Astronauten op de Maan

 

De astronaut Ed Mitchell ontbrak het aan zwaartekracht en hij was gedeeltelijk gedesoriënteerd en dat bijna vierhonderdduizend kilometer ver van hem vandaan, ergens op het oppervlak van de met witte wolken omgeven azuurblauwe globe, die hij zag vanuit zijn moederschip, de Apollo-14. Ze wilden daar – waar ze geland waren – de top van de 230 meter hoge Maankrater bereiken, dat hun niet lukte door de minutieuze werkdruk. Ze hadden geen rekening gehouden met de uitwerking van die onbewoonde wereld met haar geringe zwaartekracht en de ontbrekende remmende werking van een dampkring op hun zintuigen. Ze nemen de uitgestrektheid van dit grauwe stoflandschap waar. Zelfs iedere waarneming van ruimte daar, iedere schaalgrootte, afstand of diepte was daar monsterlijk vertekend.

 

image002

 

De astronauten hadden het gevoel dat zij gedurende hun ruimtereis waren gekrompen, of dat onregelmatigheden die vanaf de Aarde gezien, kleine hobbels en richels op het oppervlak van de Maan hadden geleden, opeens waren uitgegroeid tot hoogten van twee meter of meer. Ook waren de astronauten lichter dan ooit als gevolg van de geringe zwaartekracht. Zij hadden het gevoel bij iedere stap te zweven. Ook bemerkten zij een vertekend effect van de Zon. Want deze was puur en onversneden zonder lucht op de Maan. Het zonlicht was verblindend en hoewel het zelfs betrekkelijk koel was in de ochtend, zagen zij de temperatuur oplopen tot circa 130 graden Celsius. Zij zagen de Maankraters in het Maanlandschap en de Maanbodem. Ook zagen zij de Aarde, en zelfs de hemellucht zagen zij in ongekende helderheid. De inktzwarte schaduwen en de veranderlijke kleuren van de leigrijze Maanbodem leken samen te zweren om het oog te bedriegen.

 

image007

                                               Kraters in de Maan     

 

De achterkant van de Maan is vanaf de Aarde nooit te zien. Tocht weten we hoe die eruit ziet. Op 7 oktober 1959 vloog de Loena-3, een Russisch ruimtevaartuig, achter de Maan langs. Deze maakte toen foto's van de achterkant die er anders blijkt uit te zien dan de voorkant van de Maan.

 

Op de Maan leefde niets. Er was ook niets aan het gezicht onttrokken. Nergens was iets van subtiliteit te bekennen. Iedere aanblik overweldigde het oog met felle contrasten en inktzwarte schaduwen. In zekere zin zagen zij tegelijkertijd helderder en minder helder dan ooit. Zij zagen de Aarde als een kleine lichte sikkel in een alles omhullende sterrennacht. De Aarde was nu eens in, dan weer buiten het zicht en verwisselde van plaats met de rest van het zonnestelsel. De hemel zelf bestond als een allesomvattende entiteit, die de Aarde aan alle kanten omsloot.

Aangeleverd materiaal:

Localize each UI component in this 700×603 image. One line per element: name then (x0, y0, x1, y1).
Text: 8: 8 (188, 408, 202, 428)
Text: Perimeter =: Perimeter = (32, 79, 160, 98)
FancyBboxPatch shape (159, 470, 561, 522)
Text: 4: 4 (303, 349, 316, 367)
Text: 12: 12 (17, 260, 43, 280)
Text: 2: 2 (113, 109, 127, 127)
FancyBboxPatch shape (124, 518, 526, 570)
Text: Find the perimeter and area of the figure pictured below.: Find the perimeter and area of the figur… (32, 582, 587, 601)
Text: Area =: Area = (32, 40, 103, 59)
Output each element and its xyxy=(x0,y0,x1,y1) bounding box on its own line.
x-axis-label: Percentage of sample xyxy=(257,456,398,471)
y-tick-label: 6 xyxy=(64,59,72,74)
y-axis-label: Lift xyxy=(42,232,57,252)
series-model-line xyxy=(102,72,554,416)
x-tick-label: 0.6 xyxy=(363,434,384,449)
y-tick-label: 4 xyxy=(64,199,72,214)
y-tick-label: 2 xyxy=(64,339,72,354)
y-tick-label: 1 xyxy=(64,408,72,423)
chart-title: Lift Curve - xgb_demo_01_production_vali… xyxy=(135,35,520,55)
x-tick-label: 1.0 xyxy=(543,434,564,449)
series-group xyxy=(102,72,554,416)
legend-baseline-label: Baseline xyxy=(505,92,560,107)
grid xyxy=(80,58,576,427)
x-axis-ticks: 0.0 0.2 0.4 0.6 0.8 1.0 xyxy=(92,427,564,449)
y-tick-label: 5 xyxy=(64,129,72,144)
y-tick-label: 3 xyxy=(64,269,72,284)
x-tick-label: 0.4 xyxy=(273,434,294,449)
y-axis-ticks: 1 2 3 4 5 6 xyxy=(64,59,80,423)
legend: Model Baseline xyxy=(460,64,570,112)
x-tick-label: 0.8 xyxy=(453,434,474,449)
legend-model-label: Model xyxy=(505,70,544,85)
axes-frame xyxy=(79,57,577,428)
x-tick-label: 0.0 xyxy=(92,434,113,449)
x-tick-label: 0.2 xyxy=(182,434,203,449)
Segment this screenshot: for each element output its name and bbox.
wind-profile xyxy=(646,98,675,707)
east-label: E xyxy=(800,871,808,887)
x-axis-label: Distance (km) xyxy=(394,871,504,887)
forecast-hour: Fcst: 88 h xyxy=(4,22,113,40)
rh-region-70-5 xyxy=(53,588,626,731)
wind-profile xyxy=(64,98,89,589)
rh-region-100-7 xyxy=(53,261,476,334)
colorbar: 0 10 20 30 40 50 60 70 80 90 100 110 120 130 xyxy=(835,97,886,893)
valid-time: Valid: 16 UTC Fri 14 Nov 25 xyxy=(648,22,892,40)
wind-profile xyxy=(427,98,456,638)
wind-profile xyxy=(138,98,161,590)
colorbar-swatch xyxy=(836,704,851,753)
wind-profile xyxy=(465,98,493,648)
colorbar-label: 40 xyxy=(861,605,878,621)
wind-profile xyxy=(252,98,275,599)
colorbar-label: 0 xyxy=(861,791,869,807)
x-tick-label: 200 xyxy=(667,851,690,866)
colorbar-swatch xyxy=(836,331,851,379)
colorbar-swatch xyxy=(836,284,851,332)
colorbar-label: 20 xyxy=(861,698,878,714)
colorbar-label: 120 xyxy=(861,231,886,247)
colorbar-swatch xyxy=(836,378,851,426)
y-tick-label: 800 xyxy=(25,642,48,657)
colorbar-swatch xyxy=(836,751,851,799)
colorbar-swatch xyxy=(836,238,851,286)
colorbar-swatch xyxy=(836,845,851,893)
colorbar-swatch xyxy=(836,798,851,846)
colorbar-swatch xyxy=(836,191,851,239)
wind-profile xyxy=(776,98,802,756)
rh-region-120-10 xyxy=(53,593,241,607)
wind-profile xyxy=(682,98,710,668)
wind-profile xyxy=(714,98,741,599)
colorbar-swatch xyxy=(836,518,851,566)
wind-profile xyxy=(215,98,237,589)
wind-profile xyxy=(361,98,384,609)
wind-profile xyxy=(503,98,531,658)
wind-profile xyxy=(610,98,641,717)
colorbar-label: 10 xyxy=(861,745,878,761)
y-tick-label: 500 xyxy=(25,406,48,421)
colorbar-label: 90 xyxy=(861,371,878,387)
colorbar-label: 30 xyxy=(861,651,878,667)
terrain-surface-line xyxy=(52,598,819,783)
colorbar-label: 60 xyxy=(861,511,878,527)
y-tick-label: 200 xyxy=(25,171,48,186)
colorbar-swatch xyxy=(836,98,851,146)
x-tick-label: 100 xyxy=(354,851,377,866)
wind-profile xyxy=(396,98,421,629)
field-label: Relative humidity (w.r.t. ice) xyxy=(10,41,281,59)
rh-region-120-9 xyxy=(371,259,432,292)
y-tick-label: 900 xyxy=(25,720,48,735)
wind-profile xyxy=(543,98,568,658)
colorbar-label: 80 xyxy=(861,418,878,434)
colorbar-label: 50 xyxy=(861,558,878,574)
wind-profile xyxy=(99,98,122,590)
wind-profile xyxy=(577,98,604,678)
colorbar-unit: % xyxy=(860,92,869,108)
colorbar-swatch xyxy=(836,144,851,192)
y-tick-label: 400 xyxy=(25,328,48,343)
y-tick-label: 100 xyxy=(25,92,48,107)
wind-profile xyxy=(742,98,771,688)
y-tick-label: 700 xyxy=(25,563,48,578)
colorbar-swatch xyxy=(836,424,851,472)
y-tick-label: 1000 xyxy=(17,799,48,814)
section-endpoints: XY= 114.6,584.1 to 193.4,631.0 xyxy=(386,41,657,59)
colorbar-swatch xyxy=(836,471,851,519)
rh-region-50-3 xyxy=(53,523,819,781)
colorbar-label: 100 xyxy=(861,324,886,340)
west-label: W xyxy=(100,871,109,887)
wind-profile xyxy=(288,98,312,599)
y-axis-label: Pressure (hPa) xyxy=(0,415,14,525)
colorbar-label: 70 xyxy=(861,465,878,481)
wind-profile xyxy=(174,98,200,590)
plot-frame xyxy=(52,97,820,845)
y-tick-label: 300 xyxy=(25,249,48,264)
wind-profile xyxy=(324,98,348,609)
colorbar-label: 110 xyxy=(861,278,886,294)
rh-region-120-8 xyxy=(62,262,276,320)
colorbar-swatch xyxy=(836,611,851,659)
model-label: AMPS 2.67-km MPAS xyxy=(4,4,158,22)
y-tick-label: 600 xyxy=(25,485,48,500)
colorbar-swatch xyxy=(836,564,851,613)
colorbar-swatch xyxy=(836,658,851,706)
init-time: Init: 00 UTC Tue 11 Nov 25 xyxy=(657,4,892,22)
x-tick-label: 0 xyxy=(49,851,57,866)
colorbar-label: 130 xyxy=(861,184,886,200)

Opdrachten:
[A] Beantwoord met de brontekst over astronauten op de Maan de volgende vragen:
(i) Hoe hoog was de Maankrater waarvan de astronauten de top wilden bereiken?
(ii) Tot welke temperatuur zagen de astronauten die oplopen?
(iii) Op welke datum vloog de Loena-3 achter de Maan langs?
[B] Neem uit de brontekst letterlijk het gedeelte over dat opent met de woorden waarin "De achterkant van" staat en sluit met "van de Maan.".
Baseer je uitsluitend op de brontekst.

Antwoorden per opdracht:
[A]
(i) 230 meter
(ii) Circa 130 graden Celsius
(iii) 7 oktober 1959

[B]
De achterkant van de Maan is vanaf de Aarde nooit te zien. Tocht weten we hoe die eruit ziet. Op 7 oktober 1959 vloog de Loena-3, een Russisch ruimtevaartuig, achter de Maan langs. Deze maakte toen foto's van de achterkant die er anders blijkt uit te zien dan de voorkant van de Maan.